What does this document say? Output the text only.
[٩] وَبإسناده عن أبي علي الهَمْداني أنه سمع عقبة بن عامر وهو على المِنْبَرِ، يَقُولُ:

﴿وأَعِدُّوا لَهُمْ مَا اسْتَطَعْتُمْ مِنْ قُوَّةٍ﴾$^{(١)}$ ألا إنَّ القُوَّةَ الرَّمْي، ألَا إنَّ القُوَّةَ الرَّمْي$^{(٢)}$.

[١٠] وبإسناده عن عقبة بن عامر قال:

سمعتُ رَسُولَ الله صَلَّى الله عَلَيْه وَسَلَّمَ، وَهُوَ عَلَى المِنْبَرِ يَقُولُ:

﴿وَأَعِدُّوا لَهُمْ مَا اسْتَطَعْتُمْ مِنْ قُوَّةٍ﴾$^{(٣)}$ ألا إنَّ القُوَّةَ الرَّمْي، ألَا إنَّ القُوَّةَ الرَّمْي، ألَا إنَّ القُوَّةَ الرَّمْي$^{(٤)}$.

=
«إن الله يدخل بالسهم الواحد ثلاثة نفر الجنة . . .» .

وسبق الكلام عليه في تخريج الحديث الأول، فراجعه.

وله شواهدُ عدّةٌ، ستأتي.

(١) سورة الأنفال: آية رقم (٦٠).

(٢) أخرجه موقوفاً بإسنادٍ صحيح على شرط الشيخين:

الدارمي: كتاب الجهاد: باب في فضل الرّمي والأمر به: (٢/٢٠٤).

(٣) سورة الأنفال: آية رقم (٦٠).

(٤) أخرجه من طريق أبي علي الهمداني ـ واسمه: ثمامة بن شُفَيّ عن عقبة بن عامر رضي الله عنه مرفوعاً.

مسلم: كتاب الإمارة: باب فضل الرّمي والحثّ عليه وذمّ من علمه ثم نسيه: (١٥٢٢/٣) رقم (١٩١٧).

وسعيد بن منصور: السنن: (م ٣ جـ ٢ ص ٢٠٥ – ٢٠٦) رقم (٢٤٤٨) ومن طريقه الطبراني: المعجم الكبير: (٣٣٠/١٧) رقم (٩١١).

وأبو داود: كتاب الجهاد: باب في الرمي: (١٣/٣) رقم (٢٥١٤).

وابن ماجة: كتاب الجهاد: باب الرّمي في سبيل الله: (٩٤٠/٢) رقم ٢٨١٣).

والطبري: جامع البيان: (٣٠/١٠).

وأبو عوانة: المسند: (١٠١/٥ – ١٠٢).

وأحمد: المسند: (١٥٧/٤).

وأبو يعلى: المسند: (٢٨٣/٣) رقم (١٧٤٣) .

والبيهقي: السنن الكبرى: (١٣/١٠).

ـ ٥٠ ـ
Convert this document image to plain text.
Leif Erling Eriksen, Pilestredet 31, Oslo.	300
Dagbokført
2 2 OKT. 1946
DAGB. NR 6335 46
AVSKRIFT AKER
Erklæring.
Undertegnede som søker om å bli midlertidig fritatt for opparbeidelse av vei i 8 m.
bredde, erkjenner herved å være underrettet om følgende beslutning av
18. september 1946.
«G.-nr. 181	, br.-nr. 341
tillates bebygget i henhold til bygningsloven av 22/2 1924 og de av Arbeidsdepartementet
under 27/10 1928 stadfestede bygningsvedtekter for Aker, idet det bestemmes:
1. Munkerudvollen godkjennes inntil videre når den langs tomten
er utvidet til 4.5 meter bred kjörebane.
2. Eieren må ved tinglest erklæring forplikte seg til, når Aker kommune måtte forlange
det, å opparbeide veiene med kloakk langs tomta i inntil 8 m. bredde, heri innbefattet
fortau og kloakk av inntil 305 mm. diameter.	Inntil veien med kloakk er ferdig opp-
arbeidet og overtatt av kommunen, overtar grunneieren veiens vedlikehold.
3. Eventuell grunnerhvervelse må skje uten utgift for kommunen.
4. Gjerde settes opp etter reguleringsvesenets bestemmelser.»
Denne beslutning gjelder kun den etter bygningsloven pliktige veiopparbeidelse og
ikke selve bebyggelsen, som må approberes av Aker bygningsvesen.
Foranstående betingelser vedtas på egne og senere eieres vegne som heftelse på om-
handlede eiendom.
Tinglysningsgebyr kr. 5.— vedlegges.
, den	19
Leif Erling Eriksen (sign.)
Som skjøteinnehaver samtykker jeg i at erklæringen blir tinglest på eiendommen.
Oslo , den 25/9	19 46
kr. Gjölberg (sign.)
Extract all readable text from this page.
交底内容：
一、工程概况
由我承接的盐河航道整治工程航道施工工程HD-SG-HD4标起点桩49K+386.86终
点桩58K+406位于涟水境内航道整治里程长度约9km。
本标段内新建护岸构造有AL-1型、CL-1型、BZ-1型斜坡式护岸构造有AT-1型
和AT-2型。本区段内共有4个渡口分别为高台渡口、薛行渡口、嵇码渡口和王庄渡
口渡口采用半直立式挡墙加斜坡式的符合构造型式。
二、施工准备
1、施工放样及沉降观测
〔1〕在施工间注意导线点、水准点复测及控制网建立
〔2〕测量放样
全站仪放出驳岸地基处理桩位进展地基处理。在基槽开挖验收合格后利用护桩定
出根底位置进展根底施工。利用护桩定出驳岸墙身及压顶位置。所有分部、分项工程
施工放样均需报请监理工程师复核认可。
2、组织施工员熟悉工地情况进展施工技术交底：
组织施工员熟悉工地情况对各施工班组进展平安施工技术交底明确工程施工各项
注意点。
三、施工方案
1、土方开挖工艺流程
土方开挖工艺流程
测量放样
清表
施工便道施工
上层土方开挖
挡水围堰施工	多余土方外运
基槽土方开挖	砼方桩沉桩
◇ ◇ ◇
The lines above form a set of records; determine how many of them contain the string "tinglest" and give that number alone.

▸ **Solution to the exercise**:
2